SET PROBLEM:
Each record below should be output verbatim, without pictures.

PROVIDED DATA:
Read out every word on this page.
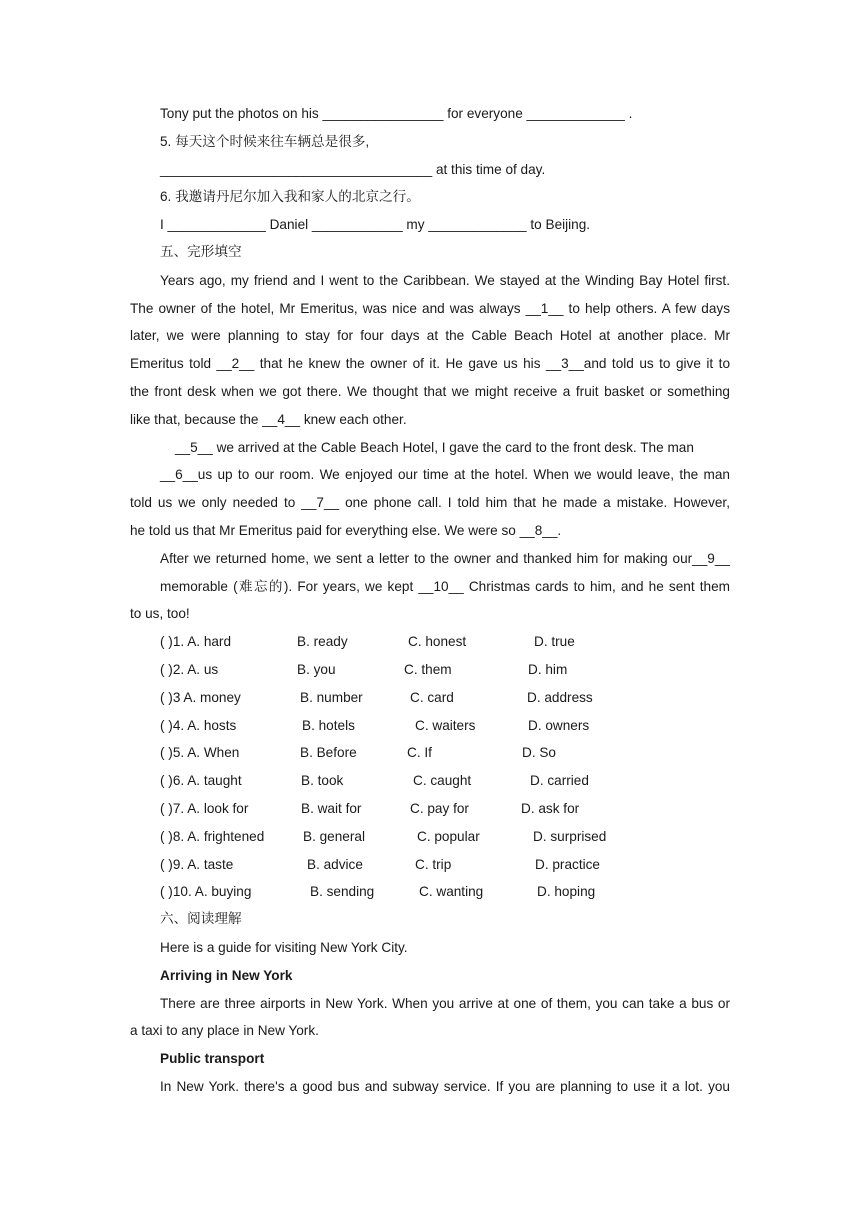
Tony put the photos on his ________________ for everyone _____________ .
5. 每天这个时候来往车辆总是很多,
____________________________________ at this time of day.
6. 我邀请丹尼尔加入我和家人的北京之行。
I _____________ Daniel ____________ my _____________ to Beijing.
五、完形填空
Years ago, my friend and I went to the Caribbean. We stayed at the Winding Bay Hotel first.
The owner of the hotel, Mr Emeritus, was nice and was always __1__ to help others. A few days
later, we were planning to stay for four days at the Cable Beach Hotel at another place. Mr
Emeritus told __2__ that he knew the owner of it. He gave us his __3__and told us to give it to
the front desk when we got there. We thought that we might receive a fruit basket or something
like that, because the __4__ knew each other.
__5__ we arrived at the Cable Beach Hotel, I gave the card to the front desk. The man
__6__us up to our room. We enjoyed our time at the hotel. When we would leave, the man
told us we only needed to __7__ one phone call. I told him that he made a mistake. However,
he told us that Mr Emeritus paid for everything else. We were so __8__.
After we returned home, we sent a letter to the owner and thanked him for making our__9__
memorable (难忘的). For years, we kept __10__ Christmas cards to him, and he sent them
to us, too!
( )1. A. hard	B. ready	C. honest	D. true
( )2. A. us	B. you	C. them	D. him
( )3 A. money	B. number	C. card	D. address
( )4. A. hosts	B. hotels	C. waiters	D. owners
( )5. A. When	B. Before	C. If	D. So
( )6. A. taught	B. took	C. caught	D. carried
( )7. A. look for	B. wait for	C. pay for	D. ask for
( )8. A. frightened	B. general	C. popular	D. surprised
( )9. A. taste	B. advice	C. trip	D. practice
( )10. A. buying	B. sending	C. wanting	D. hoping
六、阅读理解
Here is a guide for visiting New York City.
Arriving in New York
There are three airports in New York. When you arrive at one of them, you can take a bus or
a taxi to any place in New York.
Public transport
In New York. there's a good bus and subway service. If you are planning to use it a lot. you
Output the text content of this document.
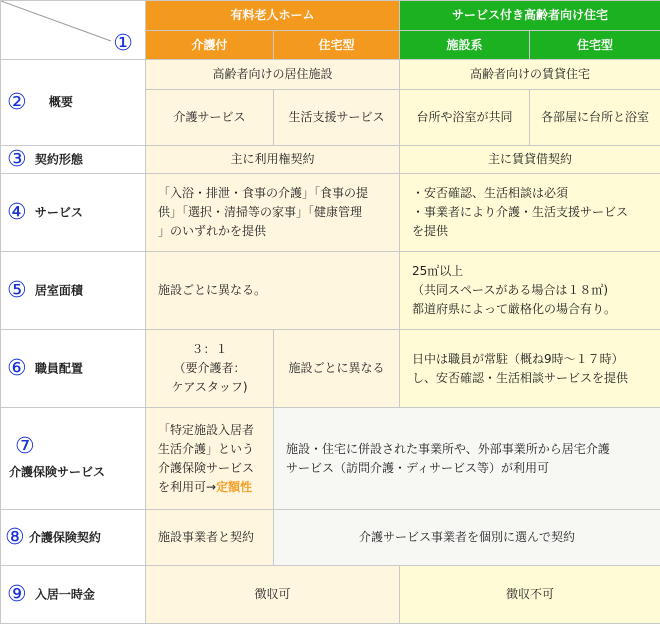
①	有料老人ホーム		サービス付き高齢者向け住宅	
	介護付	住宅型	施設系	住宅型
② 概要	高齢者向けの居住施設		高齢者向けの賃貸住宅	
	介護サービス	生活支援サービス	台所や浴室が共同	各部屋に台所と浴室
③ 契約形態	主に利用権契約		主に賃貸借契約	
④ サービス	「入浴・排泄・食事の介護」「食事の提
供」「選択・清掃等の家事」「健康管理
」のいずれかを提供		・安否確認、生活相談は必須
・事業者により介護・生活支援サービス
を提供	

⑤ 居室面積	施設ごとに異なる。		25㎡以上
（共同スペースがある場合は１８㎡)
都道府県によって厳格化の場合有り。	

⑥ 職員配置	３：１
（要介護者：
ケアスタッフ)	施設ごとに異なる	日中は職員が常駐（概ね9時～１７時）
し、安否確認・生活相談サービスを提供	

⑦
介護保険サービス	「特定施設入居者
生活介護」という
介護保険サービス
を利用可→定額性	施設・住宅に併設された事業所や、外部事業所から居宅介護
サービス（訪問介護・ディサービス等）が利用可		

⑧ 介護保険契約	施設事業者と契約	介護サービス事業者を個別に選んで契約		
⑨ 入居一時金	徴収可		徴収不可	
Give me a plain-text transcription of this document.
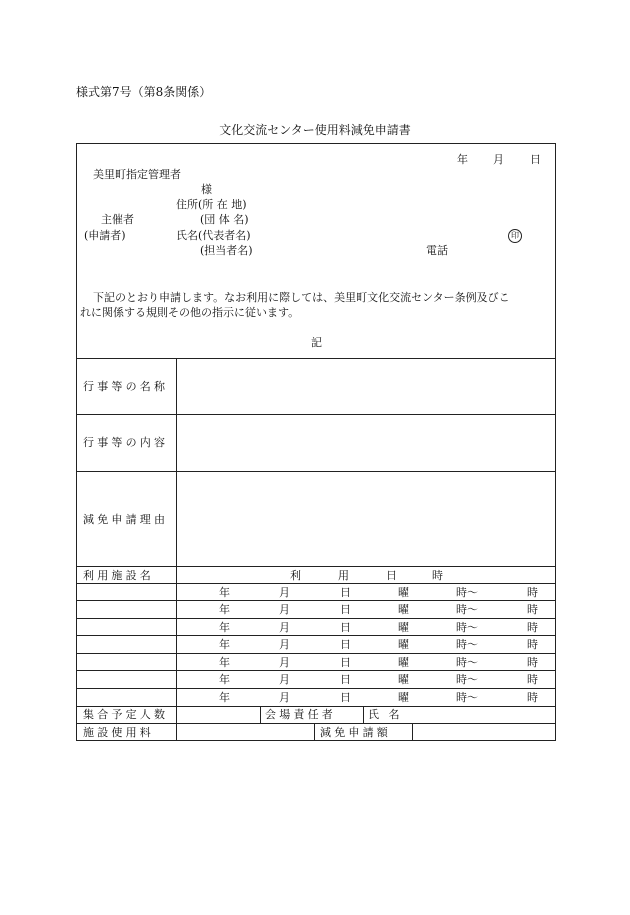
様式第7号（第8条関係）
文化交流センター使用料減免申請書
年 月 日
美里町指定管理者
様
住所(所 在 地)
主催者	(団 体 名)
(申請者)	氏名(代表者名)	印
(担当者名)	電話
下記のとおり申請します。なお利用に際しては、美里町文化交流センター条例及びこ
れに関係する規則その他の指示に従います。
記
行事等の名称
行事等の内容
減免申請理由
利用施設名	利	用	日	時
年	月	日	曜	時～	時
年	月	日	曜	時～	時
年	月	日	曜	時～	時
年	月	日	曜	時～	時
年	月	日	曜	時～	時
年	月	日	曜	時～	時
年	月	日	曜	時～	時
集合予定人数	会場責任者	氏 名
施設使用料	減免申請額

RESULT OF THIS TASK:
Read out every word on this page.
Tony put the photos on his ________________ for everyone _____________ .
5. 每天这个时候来往车辆总是很多,
____________________________________ at this time of day.
6. 我邀请丹尼尔加入我和家人的北京之行。
I _____________ Daniel ____________ my _____________ to Beijing.
五、完形填空
Years ago, my friend and I went to the Caribbean. We stayed at the Winding Bay Hotel first.
The owner of the hotel, Mr Emeritus, was nice and was always __1__ to help others. A few days
later, we were planning to stay for four days at the Cable Beach Hotel at another place. Mr
Emeritus told __2__ that he knew the owner of it. He gave us his __3__and told us to give it to
the front desk when we got there. We thought that we might receive a fruit basket or something
like that, because the __4__ knew each other.
__5__ we arrived at the Cable Beach Hotel, I gave the card to the front desk. The man
__6__us up to our room. We enjoyed our time at the hotel. When we would leave, the man
told us we only needed to __7__ one phone call. I told him that he made a mistake. However,
he told us that Mr Emeritus paid for everything else. We were so __8__.
After we returned home, we sent a letter to the owner and thanked him for making our__9__
memorable (难忘的). For years, we kept __10__ Christmas cards to him, and he sent them
to us, too!
( )1. A. hard	B. ready	C. honest	D. true
( )2. A. us	B. you	C. them	D. him
( )3 A. money	B. number	C. card	D. address
( )4. A. hosts	B. hotels	C. waiters	D. owners
( )5. A. When	B. Before	C. If	D. So
( )6. A. taught	B. took	C. caught	D. carried
( )7. A. look for	B. wait for	C. pay for	D. ask for
( )8. A. frightened	B. general	C. popular	D. surprised
( )9. A. taste	B. advice	C. trip	D. practice
( )10. A. buying	B. sending	C. wanting	D. hoping
六、阅读理解
Here is a guide for visiting New York City.
Arriving in New York
There are three airports in New York. When you arrive at one of them, you can take a bus or
a taxi to any place in New York.
Public transport
In New York. there's a good bus and subway service. If you are planning to use it a lot. you
Output the text content of this document.
①	有料老人ホーム		サービス付き高齢者向け住宅	
	介護付	住宅型	施設系	住宅型
② 概要	高齢者向けの居住施設		高齢者向けの賃貸住宅	
	介護サービス	生活支援サービス	台所や浴室が共同	各部屋に台所と浴室
③ 契約形態	主に利用権契約		主に賃貸借契約	
④ サービス	「入浴・排泄・食事の介護」「食事の提
供」「選択・清掃等の家事」「健康管理
」のいずれかを提供		・安否確認、生活相談は必須
・事業者により介護・生活支援サービス
を提供	

⑤ 居室面積	施設ごとに異なる。		25㎡以上
（共同スペースがある場合は１８㎡)
都道府県によって厳格化の場合有り。	

⑥ 職員配置	３：１
（要介護者：
ケアスタッフ)	施設ごとに異なる	日中は職員が常駐（概ね9時～１７時）
し、安否確認・生活相談サービスを提供	

⑦
介護保険サービス	「特定施設入居者
生活介護」という
介護保険サービス
を利用可→定額性	施設・住宅に併設された事業所や、外部事業所から居宅介護
サービス（訪問介護・ディサービス等）が利用可		

⑧ 介護保険契約	施設事業者と契約	介護サービス事業者を個別に選んで契約		
⑨ 入居一時金	徴収可		徴収不可	
Give me a plain-text transcription of this document.
様式第7号（第8条関係）
文化交流センター使用料減免申請書
年 月 日
美里町指定管理者
様
住所(所 在 地)
主催者	(団 体 名)
(申請者)	氏名(代表者名)	印
(担当者名)	電話
下記のとおり申請します。なお利用に際しては、美里町文化交流センター条例及びこ
れに関係する規則その他の指示に従います。
記
行事等の名称
行事等の内容
減免申請理由
利用施設名	利	用	日	時
年	月	日	曜	時～	時
年	月	日	曜	時～	時
年	月	日	曜	時～	時
年	月	日	曜	時～	時
年	月	日	曜	時～	時
年	月	日	曜	時～	時
年	月	日	曜	時～	時
集合予定人数	会場責任者	氏 名
施設使用料	減免申請額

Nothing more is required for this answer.